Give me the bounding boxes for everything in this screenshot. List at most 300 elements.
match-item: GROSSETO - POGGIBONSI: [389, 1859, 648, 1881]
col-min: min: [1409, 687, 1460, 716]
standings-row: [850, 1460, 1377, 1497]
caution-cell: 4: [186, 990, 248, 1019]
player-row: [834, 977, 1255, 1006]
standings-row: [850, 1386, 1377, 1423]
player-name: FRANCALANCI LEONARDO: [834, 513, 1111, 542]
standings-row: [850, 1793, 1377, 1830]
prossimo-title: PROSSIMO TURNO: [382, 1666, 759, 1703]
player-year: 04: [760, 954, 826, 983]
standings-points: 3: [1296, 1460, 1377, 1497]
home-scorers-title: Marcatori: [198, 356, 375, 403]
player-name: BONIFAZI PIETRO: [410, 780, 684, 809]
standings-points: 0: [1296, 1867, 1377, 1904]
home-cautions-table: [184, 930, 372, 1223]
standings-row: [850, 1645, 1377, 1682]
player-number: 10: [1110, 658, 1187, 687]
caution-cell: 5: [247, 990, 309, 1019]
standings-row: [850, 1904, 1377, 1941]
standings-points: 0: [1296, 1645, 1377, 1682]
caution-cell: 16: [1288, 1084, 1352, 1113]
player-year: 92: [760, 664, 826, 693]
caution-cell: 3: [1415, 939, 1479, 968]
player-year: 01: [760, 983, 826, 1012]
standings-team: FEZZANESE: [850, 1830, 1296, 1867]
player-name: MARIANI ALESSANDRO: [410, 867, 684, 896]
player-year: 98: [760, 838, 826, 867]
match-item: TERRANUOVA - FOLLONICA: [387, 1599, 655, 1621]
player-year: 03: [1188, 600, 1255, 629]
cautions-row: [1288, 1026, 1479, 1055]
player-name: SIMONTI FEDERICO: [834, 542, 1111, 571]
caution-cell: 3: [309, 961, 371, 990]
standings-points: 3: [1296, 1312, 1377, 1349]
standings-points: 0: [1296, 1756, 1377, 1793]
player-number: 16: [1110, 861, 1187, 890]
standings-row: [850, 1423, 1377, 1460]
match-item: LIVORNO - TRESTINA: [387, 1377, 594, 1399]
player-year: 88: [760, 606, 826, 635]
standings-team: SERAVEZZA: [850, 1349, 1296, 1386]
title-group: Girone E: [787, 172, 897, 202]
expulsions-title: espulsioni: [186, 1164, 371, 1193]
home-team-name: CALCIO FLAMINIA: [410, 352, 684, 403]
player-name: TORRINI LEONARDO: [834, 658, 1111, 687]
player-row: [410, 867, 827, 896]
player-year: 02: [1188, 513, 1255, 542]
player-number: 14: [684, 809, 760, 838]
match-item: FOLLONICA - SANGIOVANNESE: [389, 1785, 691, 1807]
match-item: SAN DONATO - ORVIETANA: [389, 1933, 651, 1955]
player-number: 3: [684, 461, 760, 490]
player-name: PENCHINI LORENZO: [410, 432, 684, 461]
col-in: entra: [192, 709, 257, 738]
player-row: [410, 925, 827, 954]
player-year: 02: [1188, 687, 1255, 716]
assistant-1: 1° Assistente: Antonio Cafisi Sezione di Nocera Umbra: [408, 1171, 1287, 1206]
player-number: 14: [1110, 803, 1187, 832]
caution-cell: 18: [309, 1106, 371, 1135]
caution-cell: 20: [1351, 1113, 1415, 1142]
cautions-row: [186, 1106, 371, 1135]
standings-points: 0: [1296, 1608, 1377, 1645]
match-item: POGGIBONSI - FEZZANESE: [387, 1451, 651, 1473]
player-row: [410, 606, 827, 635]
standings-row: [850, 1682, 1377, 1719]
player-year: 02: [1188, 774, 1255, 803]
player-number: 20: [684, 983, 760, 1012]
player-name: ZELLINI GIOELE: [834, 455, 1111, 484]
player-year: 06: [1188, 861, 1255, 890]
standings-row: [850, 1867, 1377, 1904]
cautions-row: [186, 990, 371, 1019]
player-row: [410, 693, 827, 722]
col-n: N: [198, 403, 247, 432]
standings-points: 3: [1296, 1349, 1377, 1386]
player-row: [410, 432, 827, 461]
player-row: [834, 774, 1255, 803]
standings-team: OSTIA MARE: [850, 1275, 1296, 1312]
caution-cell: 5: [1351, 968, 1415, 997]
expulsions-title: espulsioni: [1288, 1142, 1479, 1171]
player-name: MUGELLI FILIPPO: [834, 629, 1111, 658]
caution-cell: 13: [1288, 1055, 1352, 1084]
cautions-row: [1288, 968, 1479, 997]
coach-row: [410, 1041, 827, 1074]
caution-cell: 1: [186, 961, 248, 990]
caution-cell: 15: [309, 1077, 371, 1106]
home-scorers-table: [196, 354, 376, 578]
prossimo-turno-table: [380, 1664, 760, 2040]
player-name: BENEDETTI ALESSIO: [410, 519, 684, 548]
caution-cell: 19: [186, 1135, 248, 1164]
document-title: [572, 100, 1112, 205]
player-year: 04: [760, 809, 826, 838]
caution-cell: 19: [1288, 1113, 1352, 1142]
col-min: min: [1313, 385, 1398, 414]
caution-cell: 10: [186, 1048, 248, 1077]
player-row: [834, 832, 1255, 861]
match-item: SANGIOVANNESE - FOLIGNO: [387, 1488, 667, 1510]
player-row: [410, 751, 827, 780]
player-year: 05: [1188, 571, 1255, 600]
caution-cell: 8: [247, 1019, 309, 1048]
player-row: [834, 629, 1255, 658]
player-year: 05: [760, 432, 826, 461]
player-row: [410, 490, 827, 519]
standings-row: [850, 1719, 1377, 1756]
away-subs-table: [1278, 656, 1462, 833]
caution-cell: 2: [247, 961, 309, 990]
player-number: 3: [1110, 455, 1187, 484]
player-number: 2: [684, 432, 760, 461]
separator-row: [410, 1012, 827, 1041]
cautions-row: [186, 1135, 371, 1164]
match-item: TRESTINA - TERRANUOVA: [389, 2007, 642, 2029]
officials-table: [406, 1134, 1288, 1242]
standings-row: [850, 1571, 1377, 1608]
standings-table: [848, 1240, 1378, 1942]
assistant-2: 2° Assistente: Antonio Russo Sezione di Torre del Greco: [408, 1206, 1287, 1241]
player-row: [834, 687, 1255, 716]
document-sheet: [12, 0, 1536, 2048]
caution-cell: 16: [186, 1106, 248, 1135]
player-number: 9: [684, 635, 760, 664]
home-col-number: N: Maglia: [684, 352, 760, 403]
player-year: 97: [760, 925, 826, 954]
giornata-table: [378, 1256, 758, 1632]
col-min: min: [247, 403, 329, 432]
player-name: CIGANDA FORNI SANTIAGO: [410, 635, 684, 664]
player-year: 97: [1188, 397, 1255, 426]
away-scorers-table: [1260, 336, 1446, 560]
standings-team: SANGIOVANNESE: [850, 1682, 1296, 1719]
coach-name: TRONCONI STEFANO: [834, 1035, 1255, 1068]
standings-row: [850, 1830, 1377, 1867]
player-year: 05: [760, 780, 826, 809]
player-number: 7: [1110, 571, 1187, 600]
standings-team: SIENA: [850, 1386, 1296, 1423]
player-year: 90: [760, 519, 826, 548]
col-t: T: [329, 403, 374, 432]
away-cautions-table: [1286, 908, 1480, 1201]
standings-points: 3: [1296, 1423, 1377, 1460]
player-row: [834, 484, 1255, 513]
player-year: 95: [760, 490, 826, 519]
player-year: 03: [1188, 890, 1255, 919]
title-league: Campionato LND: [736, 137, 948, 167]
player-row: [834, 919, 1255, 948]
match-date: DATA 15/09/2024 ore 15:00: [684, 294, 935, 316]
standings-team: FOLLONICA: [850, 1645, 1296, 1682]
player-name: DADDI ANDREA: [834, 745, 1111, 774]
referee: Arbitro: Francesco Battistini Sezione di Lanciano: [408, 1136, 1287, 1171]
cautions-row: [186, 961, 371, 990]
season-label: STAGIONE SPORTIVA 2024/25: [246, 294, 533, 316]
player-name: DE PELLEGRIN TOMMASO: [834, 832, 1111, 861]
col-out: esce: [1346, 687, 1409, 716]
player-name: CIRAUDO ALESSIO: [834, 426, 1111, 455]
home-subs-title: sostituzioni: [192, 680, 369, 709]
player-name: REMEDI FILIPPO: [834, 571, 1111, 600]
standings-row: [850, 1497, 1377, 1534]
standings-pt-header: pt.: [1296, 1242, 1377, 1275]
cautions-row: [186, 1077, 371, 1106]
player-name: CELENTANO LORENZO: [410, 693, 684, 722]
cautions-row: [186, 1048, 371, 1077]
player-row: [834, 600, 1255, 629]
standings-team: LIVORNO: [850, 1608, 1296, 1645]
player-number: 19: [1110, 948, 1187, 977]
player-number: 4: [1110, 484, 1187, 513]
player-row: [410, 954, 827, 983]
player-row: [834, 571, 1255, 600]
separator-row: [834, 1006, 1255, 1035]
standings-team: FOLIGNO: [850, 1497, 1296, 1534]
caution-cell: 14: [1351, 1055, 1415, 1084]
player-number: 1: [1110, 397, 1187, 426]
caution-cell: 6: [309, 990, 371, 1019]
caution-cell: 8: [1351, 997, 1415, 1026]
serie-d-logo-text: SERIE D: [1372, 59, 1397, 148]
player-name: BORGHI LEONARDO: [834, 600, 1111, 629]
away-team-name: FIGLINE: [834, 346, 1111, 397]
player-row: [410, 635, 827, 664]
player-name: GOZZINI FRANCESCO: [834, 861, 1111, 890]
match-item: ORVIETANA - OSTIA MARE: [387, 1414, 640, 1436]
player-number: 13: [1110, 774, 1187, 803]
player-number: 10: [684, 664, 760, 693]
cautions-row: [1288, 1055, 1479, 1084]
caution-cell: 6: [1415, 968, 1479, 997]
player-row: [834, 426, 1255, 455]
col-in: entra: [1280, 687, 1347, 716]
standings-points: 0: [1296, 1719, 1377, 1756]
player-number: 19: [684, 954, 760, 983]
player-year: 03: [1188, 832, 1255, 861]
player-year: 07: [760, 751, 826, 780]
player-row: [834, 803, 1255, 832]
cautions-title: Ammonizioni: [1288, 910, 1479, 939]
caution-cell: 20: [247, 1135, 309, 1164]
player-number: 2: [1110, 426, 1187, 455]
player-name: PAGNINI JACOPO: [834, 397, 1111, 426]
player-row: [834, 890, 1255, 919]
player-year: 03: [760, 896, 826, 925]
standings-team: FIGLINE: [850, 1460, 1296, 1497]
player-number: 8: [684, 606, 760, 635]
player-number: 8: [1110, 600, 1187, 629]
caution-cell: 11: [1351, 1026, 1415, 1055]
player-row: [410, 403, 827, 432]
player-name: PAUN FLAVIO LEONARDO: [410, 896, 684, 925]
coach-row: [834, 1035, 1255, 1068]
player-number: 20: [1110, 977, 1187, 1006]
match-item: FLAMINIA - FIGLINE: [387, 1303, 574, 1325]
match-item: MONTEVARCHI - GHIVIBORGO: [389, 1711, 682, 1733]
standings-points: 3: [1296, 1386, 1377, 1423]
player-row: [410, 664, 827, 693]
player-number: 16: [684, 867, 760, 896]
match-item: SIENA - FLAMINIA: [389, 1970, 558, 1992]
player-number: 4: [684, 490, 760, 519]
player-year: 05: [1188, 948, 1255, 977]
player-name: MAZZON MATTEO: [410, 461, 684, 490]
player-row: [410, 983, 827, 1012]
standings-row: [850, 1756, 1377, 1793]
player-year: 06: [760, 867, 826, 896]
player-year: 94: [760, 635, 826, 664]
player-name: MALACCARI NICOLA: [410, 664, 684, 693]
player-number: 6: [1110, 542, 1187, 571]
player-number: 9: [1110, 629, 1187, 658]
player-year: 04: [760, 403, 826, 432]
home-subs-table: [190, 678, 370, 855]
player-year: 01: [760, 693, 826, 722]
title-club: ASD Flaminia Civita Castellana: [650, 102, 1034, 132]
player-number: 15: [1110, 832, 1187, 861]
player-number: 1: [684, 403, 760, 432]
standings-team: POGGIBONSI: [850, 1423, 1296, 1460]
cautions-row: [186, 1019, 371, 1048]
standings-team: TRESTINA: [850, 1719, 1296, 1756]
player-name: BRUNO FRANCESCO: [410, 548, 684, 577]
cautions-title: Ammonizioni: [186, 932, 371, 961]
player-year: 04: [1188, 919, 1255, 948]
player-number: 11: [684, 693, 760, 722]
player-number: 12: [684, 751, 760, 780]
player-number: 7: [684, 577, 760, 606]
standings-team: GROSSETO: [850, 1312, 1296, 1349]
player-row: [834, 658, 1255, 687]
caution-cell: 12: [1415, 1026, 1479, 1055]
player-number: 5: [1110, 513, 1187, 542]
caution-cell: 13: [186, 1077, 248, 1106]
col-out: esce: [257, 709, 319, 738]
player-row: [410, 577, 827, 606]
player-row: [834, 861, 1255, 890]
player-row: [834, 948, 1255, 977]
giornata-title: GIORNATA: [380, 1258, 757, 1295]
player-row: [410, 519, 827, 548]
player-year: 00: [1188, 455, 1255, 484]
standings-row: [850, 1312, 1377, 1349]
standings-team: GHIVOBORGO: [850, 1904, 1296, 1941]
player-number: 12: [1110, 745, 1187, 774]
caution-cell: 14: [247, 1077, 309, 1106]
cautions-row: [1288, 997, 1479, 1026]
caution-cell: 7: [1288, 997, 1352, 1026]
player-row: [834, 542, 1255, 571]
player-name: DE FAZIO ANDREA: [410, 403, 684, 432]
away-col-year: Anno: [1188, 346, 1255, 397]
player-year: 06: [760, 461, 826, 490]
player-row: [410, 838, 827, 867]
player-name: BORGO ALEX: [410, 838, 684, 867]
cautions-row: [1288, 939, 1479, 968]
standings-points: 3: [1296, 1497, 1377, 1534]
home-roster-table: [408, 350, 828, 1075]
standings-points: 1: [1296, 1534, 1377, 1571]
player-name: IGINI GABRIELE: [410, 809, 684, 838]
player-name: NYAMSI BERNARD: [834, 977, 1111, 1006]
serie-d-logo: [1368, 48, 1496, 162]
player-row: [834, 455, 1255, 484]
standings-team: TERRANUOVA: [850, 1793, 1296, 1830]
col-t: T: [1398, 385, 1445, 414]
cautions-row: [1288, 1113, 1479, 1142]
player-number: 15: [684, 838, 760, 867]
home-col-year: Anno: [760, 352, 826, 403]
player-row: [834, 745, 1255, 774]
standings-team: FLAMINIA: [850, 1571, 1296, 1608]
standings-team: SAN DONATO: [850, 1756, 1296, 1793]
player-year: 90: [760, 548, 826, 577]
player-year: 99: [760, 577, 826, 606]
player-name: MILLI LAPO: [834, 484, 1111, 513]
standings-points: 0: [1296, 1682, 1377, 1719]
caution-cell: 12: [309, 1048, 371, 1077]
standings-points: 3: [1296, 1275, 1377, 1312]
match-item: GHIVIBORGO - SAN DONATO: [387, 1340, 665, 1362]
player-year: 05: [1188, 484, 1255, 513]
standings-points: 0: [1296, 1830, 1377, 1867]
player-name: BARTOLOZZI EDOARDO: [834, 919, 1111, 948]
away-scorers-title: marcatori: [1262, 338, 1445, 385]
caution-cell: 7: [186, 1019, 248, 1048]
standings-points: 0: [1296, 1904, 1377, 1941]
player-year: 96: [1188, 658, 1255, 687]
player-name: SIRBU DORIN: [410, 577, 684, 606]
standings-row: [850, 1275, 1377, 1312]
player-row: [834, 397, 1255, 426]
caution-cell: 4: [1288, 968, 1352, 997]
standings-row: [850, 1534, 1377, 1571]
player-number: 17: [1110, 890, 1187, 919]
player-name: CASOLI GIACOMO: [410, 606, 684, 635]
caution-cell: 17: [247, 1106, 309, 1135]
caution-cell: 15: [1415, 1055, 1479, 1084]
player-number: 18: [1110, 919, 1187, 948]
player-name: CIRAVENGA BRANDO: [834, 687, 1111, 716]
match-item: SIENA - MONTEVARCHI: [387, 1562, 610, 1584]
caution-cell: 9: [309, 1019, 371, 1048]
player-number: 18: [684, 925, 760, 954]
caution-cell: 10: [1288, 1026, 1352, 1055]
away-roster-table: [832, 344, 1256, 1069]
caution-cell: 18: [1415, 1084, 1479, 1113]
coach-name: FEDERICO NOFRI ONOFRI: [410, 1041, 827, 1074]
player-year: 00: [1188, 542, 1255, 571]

---------------

• Objective
Write out the lines from the start of the records through the line containing "caution-cell: 3: [309, 961, 371, 990]" as a numbered list, leaving out any blank lines.

• Task response
1. Give me the bounding boxes for everything in this screenshot. List at most 300 elements.
2. match-item: GROSSETO - POGGIBONSI: [389, 1859, 648, 1881]
3. col-min: min: [1409, 687, 1460, 716]
4. standings-row: [850, 1460, 1377, 1497]
5. caution-cell: 4: [186, 990, 248, 1019]
6. player-row: [834, 977, 1255, 1006]
7. standings-row: [850, 1386, 1377, 1423]
8. player-name: FRANCALANCI LEONARDO: [834, 513, 1111, 542]
9. standings-row: [850, 1793, 1377, 1830]
10. prossimo-title: PROSSIMO TURNO: [382, 1666, 759, 1703]
11. player-year: 04: [760, 954, 826, 983]
12. standings-points: 3: [1296, 1460, 1377, 1497]
13. home-scorers-title: Marcatori: [198, 356, 375, 403]
14. player-name: BONIFAZI PIETRO: [410, 780, 684, 809]
15. standings-points: 0: [1296, 1867, 1377, 1904]
16. home-cautions-table: [184, 930, 372, 1223]
17. standings-row: [850, 1645, 1377, 1682]
18. player-number: 10: [1110, 658, 1187, 687]
19. caution-cell: 5: [247, 990, 309, 1019]
20. standings-row: [850, 1904, 1377, 1941]
21. standings-points: 0: [1296, 1645, 1377, 1682]
22. caution-cell: 16: [1288, 1084, 1352, 1113]
23. player-year: 92: [760, 664, 826, 693]
24. caution-cell: 3: [1415, 939, 1479, 968]
25. player-year: 01: [760, 983, 826, 1012]
26. standings-team: FEZZANESE: [850, 1830, 1296, 1867]
27. player-name: MARIANI ALESSANDRO: [410, 867, 684, 896]
28. player-year: 98: [760, 838, 826, 867]
29. match-item: TERRANUOVA - FOLLONICA: [387, 1599, 655, 1621]
30. player-year: 03: [1188, 600, 1255, 629]
31. cautions-row: [1288, 1026, 1479, 1055]
32. player-name: SIMONTI FEDERICO: [834, 542, 1111, 571]
33. caution-cell: 3: [309, 961, 371, 990]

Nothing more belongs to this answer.